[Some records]
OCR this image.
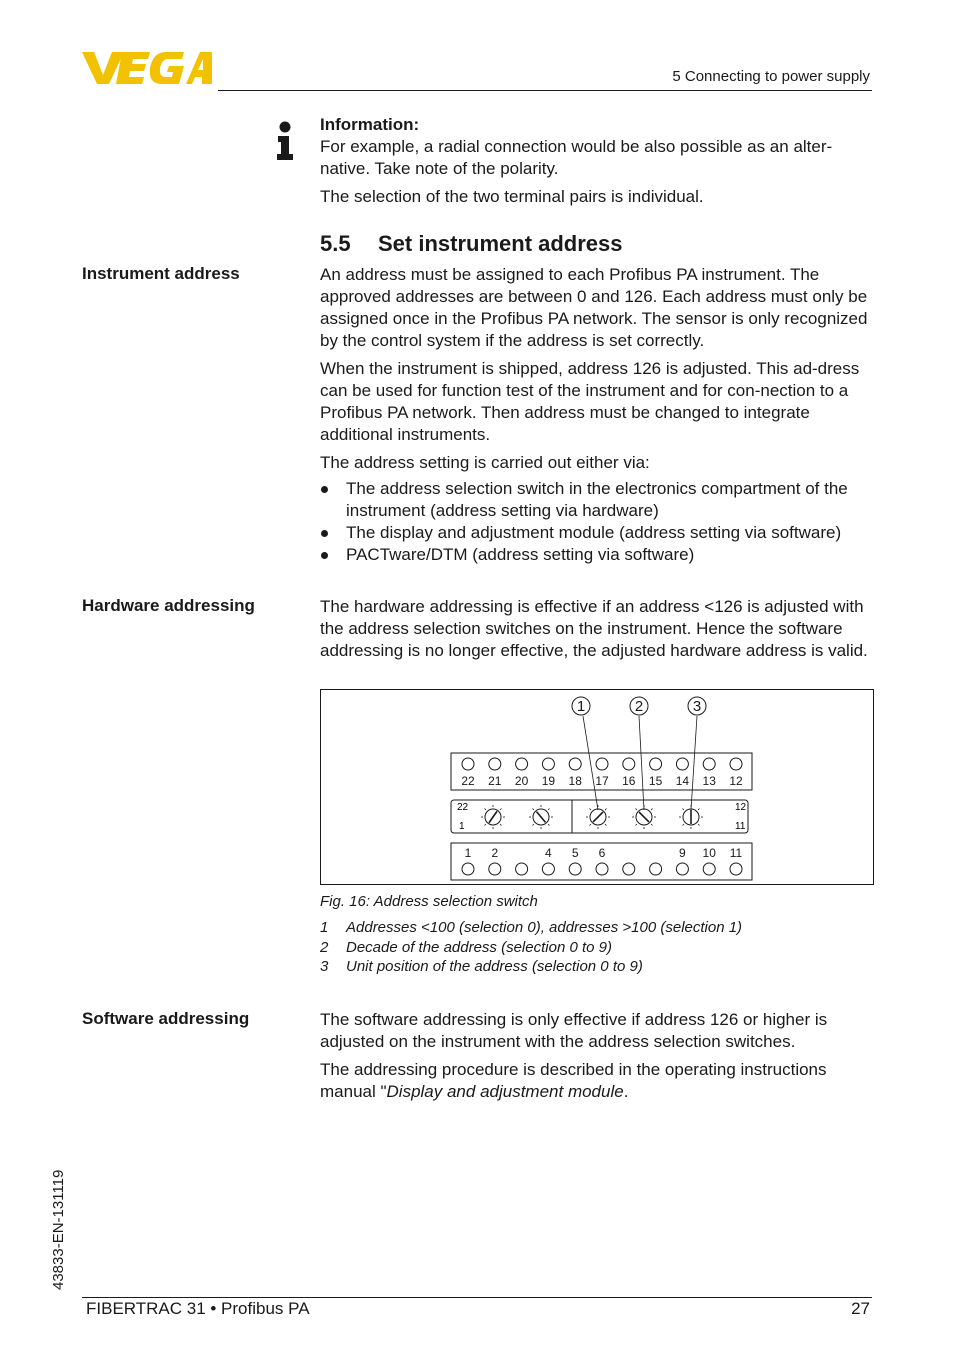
5 Connecting to power supply

Information:

For example, a radial connection would be also possible as an alter-native. Take note of the polarity.

The selection of the two terminal pairs is individual.

5.5 Set instrument address
Instrument address	An address must be assigned to each Profibus PA instrument. The approved addresses are between 0 and 126. Each address must only be assigned once in the Profibus PA network. The sensor is only recognized by the control system if the address is set correctly.

When the instrument is shipped, address 126 is adjusted. This ad-dress can be used for function test of the instrument and for con-nection to a Profibus PA network. Then address must be changed to integrate additional instruments.

The address setting is carried out either via:

The address selection switch in the electronics compartment of the instrument (address setting via hardware)
The display and adjustment module (address setting via software)
PACTware/DTM (address setting via software)
Hardware addressing	The hardware addressing is effective if an address <126 is adjusted with the address selection switches on the instrument. Hence the software addressing is no longer effective, the adjusted hardware address is valid.

1	2	3
22 21 20 19 18 17 16 15 14 13 12
22
1
12
11
1 2	4 5 6	9 10 11
Fig. 16: Address selection switch
1 Addresses <100 (selection 0), addresses >100 (selection 1)
2 Decade of the address (selection 0 to 9)
3 Unit position of the address (selection 0 to 9)
Software addressing	The software addressing is only effective if address 126 or higher is adjusted on the instrument with the address selection switches.

The addressing procedure is described in the operating instructions manual "Display and adjustment module.

43833-EN-131119
FIBERTRAC 31 • Profibus PA	27
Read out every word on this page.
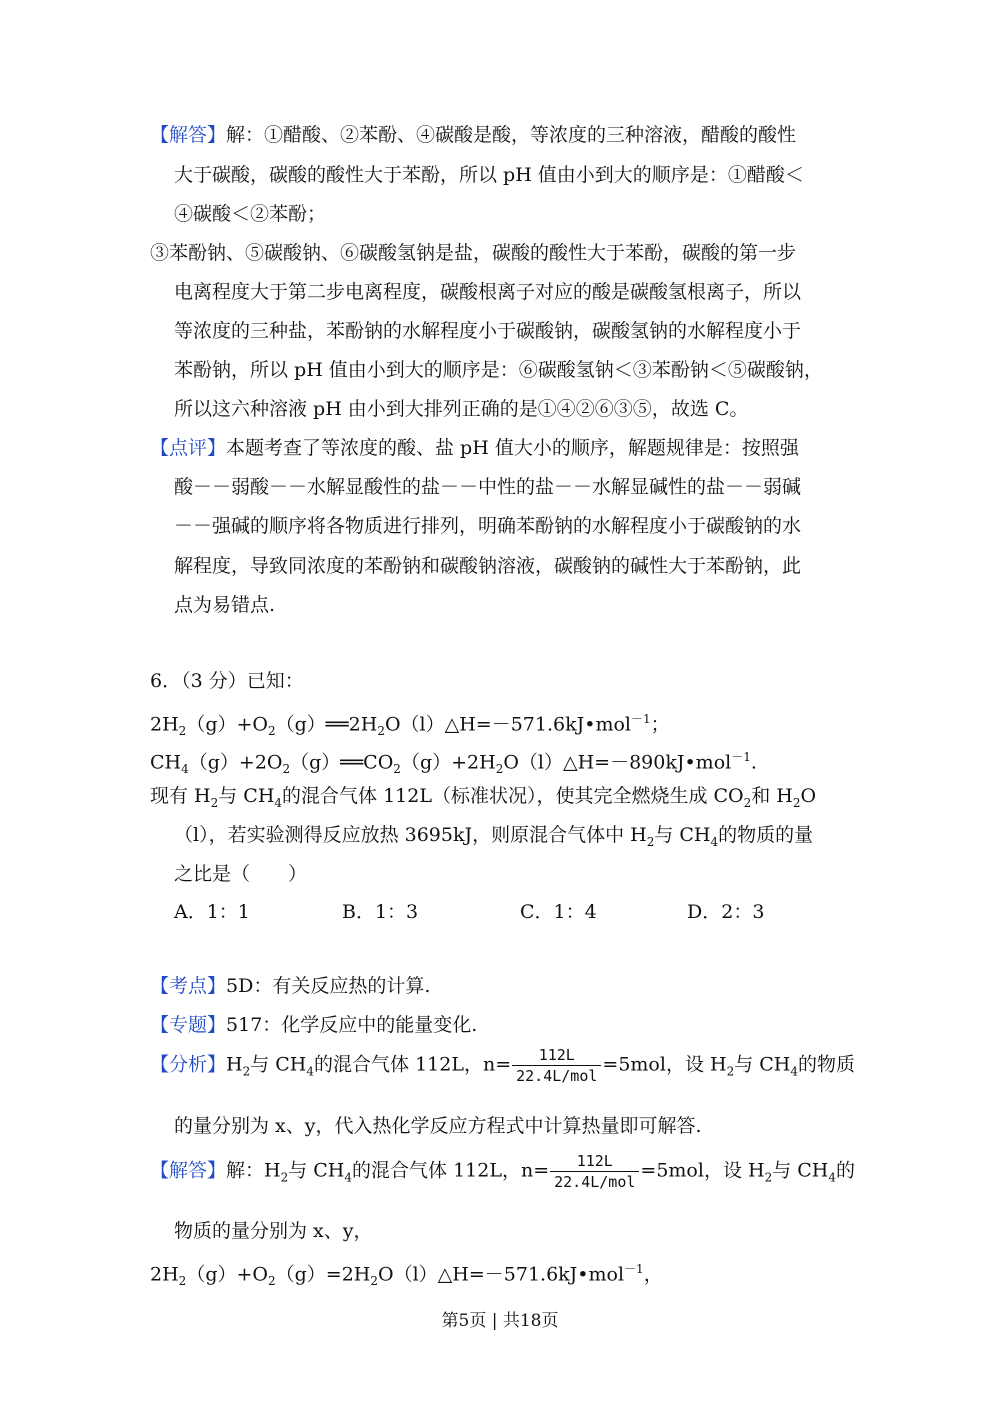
【解答】解：①醋酸、②苯酚、④碳酸是酸，等浓度的三种溶液，醋酸的酸性
大于碳酸，碳酸的酸性大于苯酚，所以 pH 值由小到大的顺序是：①醋酸＜
④碳酸＜②苯酚；
③苯酚钠、⑤碳酸钠、⑥碳酸氢钠是盐，碳酸的酸性大于苯酚，碳酸的第一步
电离程度大于第二步电离程度，碳酸根离子对应的酸是碳酸氢根离子，所以
等浓度的三种盐，苯酚钠的水解程度小于碳酸钠，碳酸氢钠的水解程度小于
苯酚钠，所以 pH 值由小到大的顺序是：⑥碳酸氢钠＜③苯酚钠＜⑤碳酸钠，
所以这六种溶液 pH 由小到大排列正确的是①④②⑥③⑤，故选 C。
【点评】本题考查了等浓度的酸、盐 pH 值大小的顺序，解题规律是：按照强
酸－－弱酸－－水解显酸性的盐－－中性的盐－－水解显碱性的盐－－弱碱
－－强碱的顺序将各物质进行排列，明确苯酚钠的水解程度小于碳酸钠的水
解程度，导致同浓度的苯酚钠和碳酸钠溶液，碳酸钠的碱性大于苯酚钠，此
点为易错点.
6．（3 分）已知：
$2H_2(g)+O_2(g)══2H_2O(l)\triangle H=-571.6kJ•mol^{-1}$；
$CH_4(g)+2O_2(g)══CO_2(g)+2H_2O(l)\triangle H=-890kJ•mol^{-1}$.
现有 $H_2$与 $CH_4$的混合气体 112L（标准状况），使其完全燃烧生成 $CO_2$和 $H_2O$
（l），若实验测得反应放热 3695kJ，则原混合气体中 $H_2$与 $CH_4$的物质的量
之比是（　　）
A．1：1	B．1：3	C．1：4	D．2：3
【考点】5D：有关反应热的计算.
【专题】517：化学反应中的能量变化.
【分析】$H_2$与 $CH_4$的混合气体 112L，$n= \frac{112L}{\text{22.4L/mol}} =5mol$，设 $H_2$与 $CH_4$的物质
的量分别为 x、y，代入热化学反应方程式中计算热量即可解答.
【解答】解：$H_2$与 $CH_4$的混合气体 112L，$n= \frac{112L}{\text{22.4L/mol}} =5mol$，设 $H_2$与 $CH_4$的
物质的量分别为 x、y，
$2H_2(g)+O_2(g)=2H_2O(l)\triangle H=-571.6kJ•mol^{-1}$，
第5页 | 共18页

*EXERCISE PROMPT:*
Quote every line of the records above exactly; no picture is to be copied.

*RESULT FOR THIS TASK:*
OCR this image.
5 Connecting to power supply

Information:

For example, a radial connection would be also possible as an alter-native. Take note of the polarity.

The selection of the two terminal pairs is individual.

5.5 Set instrument address
Instrument address	An address must be assigned to each Profibus PA instrument. The approved addresses are between 0 and 126. Each address must only be assigned once in the Profibus PA network. The sensor is only recognized by the control system if the address is set correctly.

When the instrument is shipped, address 126 is adjusted. This ad-dress can be used for function test of the instrument and for con-nection to a Profibus PA network. Then address must be changed to integrate additional instruments.

The address setting is carried out either via:

The address selection switch in the electronics compartment of the instrument (address setting via hardware)
The display and adjustment module (address setting via software)
PACTware/DTM (address setting via software)
Hardware addressing	The hardware addressing is effective if an address <126 is adjusted with the address selection switches on the instrument. Hence the software addressing is no longer effective, the adjusted hardware address is valid.

1	2	3
22 21 20 19 18 17 16 15 14 13 12
22
1
12
11
1 2	4 5 6	9 10 11
Fig. 16: Address selection switch
1 Addresses <100 (selection 0), addresses >100 (selection 1)
2 Decade of the address (selection 0 to 9)
3 Unit position of the address (selection 0 to 9)
Software addressing	The software addressing is only effective if address 126 or higher is adjusted on the instrument with the address selection switches.

The addressing procedure is described in the operating instructions manual "Display and adjustment module.

43833-EN-131119
FIBERTRAC 31 • Profibus PA	27
Read out every word on this page.
【解答】解：①醋酸、②苯酚、④碳酸是酸，等浓度的三种溶液，醋酸的酸性
大于碳酸，碳酸的酸性大于苯酚，所以 pH 值由小到大的顺序是：①醋酸＜
④碳酸＜②苯酚；
③苯酚钠、⑤碳酸钠、⑥碳酸氢钠是盐，碳酸的酸性大于苯酚，碳酸的第一步
电离程度大于第二步电离程度，碳酸根离子对应的酸是碳酸氢根离子，所以
等浓度的三种盐，苯酚钠的水解程度小于碳酸钠，碳酸氢钠的水解程度小于
苯酚钠，所以 pH 值由小到大的顺序是：⑥碳酸氢钠＜③苯酚钠＜⑤碳酸钠，
所以这六种溶液 pH 由小到大排列正确的是①④②⑥③⑤，故选 C。
【点评】本题考查了等浓度的酸、盐 pH 值大小的顺序，解题规律是：按照强
酸－－弱酸－－水解显酸性的盐－－中性的盐－－水解显碱性的盐－－弱碱
－－强碱的顺序将各物质进行排列，明确苯酚钠的水解程度小于碳酸钠的水
解程度，导致同浓度的苯酚钠和碳酸钠溶液，碳酸钠的碱性大于苯酚钠，此
点为易错点.
6．（3 分）已知：
$2H_2(g)+O_2(g)══2H_2O(l)\triangle H=-571.6kJ•mol^{-1}$；
$CH_4(g)+2O_2(g)══CO_2(g)+2H_2O(l)\triangle H=-890kJ•mol^{-1}$.
现有 $H_2$与 $CH_4$的混合气体 112L（标准状况），使其完全燃烧生成 $CO_2$和 $H_2O$
（l），若实验测得反应放热 3695kJ，则原混合气体中 $H_2$与 $CH_4$的物质的量
之比是（　　）
A．1：1	B．1：3	C．1：4	D．2：3
【考点】5D：有关反应热的计算.
【专题】517：化学反应中的能量变化.
【分析】$H_2$与 $CH_4$的混合气体 112L，$n= \frac{112L}{\text{22.4L/mol}} =5mol$，设 $H_2$与 $CH_4$的物质
的量分别为 x、y，代入热化学反应方程式中计算热量即可解答.
【解答】解：$H_2$与 $CH_4$的混合气体 112L，$n= \frac{112L}{\text{22.4L/mol}} =5mol$，设 $H_2$与 $CH_4$的
物质的量分别为 x、y，
$2H_2(g)+O_2(g)=2H_2O(l)\triangle H=-571.6kJ•mol^{-1}$，
第5页 | 共18页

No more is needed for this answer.